» **Stated problem**:
Copy each line of the records that holds the string "population".

[Records contained in a dataset]
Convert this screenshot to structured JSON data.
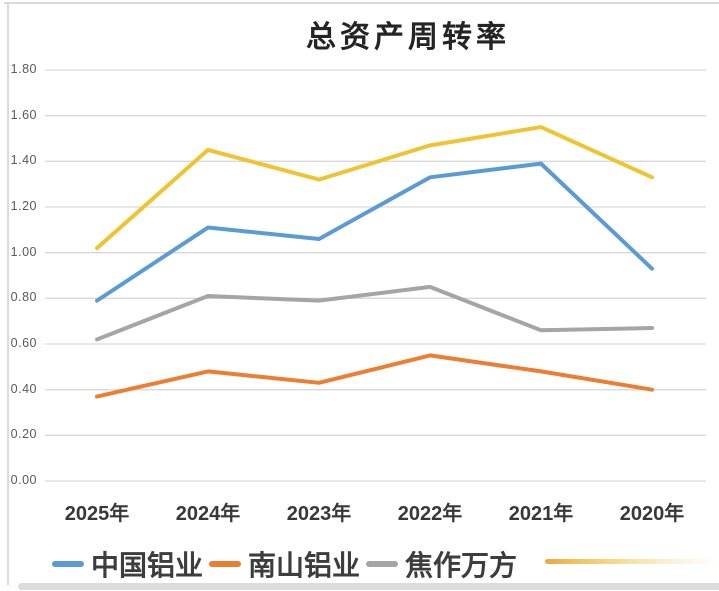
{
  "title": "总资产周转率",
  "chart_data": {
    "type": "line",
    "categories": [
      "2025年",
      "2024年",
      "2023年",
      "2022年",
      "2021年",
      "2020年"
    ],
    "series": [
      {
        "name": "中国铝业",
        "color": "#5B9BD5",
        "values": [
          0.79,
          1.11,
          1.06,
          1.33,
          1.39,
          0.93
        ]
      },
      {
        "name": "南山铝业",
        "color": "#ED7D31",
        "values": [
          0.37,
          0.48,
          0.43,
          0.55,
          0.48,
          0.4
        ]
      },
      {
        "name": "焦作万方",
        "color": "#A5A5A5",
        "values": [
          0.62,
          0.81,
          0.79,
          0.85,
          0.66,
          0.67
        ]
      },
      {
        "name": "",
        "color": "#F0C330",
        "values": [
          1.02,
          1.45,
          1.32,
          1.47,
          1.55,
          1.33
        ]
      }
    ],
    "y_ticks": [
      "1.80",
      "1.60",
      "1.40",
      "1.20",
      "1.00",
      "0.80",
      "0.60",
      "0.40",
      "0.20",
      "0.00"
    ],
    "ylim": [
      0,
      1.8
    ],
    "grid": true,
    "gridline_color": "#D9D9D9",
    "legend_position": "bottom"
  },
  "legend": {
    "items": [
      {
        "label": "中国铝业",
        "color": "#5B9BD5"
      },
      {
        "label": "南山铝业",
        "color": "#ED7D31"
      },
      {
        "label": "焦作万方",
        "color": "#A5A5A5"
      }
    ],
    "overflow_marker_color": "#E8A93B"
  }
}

--

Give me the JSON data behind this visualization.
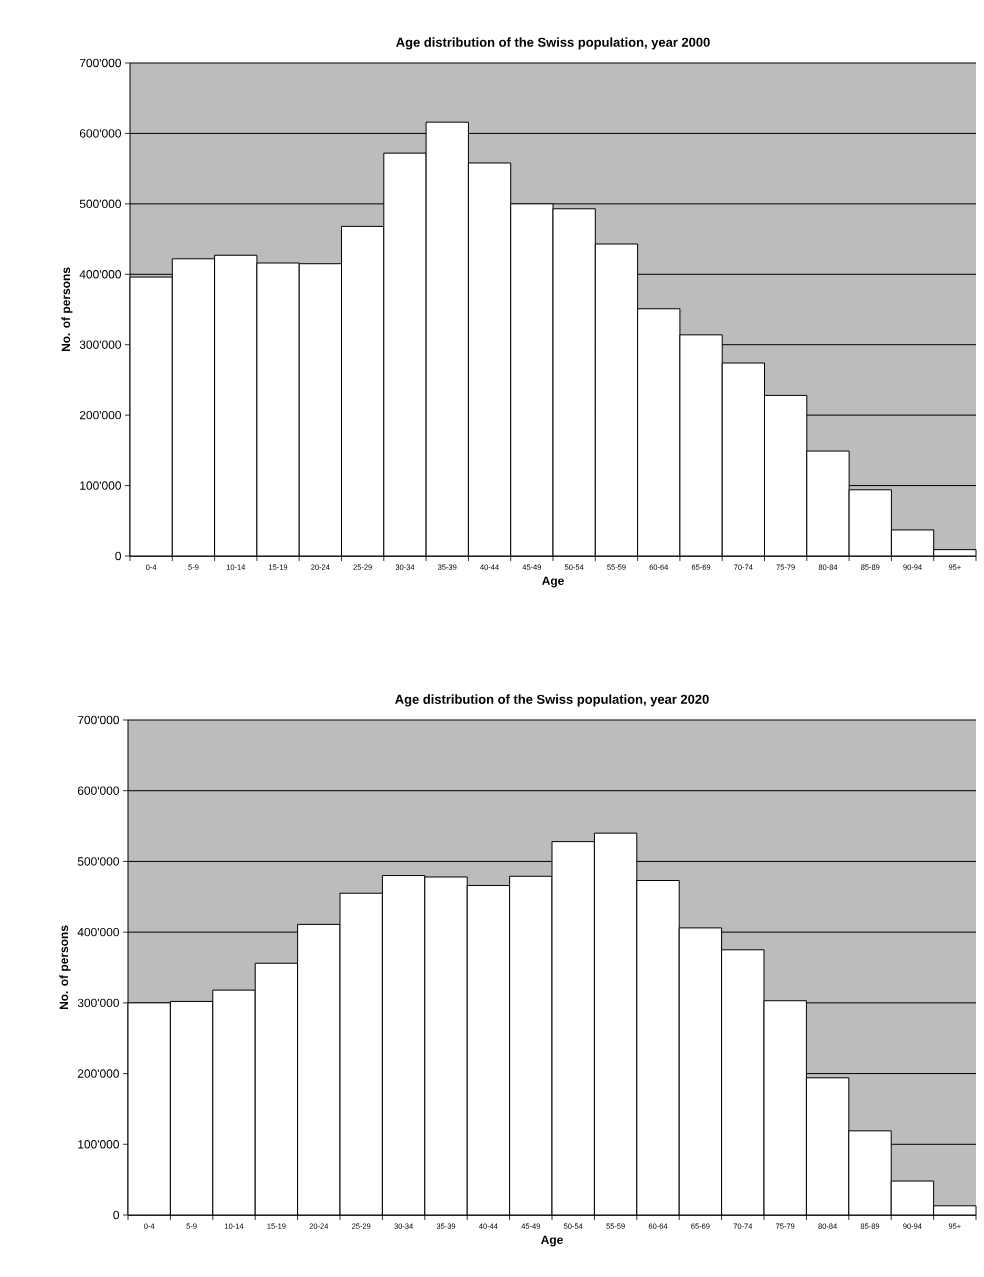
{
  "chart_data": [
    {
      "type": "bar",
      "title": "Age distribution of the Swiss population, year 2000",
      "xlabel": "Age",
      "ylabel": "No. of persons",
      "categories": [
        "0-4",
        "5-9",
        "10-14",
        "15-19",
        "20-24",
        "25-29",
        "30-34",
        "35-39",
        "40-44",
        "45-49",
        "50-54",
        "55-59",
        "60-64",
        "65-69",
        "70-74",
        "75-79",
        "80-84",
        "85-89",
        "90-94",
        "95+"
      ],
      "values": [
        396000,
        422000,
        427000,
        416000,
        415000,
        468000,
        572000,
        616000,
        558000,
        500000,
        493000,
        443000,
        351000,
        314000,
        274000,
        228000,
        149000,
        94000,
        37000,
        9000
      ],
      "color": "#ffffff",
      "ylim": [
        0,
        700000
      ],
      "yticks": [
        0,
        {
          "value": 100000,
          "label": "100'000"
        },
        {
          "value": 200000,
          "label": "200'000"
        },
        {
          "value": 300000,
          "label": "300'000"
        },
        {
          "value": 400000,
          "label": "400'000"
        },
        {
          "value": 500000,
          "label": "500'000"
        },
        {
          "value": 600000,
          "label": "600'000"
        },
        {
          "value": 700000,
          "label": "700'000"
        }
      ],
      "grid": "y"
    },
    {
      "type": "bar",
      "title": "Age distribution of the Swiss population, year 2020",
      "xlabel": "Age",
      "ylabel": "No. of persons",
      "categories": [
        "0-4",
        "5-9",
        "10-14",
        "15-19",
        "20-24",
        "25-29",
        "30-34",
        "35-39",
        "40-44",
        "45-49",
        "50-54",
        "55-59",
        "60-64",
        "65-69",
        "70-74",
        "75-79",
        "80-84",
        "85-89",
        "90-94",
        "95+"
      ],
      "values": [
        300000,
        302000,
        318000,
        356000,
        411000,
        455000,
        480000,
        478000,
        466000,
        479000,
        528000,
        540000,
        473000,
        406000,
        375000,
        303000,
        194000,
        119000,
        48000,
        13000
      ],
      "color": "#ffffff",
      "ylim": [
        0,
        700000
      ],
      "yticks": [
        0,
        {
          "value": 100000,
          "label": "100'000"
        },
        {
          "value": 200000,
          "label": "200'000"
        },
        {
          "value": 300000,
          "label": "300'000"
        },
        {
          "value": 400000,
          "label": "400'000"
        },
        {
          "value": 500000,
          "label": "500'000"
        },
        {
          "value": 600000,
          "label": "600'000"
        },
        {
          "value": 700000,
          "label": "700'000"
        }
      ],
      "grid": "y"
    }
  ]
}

* * *

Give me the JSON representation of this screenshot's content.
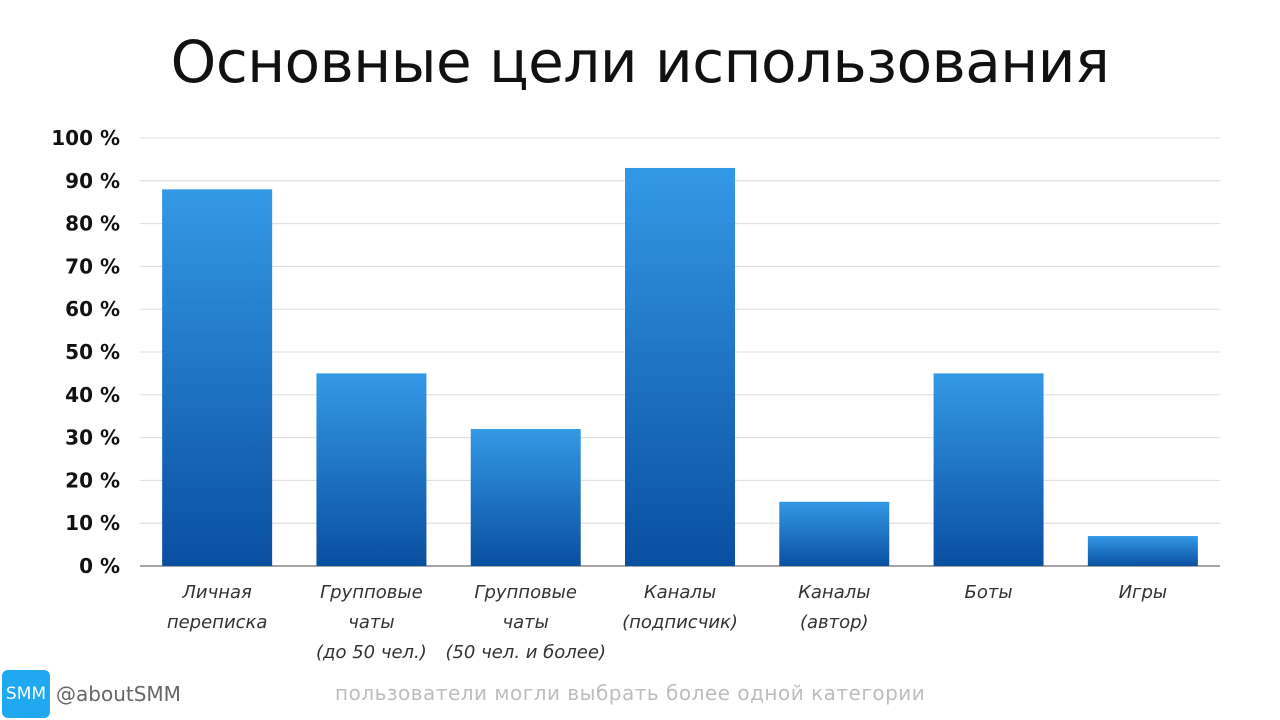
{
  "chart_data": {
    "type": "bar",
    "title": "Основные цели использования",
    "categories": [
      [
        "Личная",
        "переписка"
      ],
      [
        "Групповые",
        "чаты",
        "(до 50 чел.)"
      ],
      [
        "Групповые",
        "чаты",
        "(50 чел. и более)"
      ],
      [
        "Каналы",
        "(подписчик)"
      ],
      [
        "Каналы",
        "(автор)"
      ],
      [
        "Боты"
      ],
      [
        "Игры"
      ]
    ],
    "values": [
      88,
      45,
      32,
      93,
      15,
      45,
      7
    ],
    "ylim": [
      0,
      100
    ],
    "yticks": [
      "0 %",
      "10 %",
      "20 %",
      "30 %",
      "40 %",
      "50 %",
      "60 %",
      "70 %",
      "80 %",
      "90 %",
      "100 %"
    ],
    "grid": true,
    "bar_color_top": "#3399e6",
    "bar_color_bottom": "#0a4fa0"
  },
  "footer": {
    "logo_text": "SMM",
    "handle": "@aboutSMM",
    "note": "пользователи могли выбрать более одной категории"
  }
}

» **Written answer**:
      "title": "Age distribution of the Swiss population, year 2000",
      "title": "Age distribution of the Swiss population, year 2020",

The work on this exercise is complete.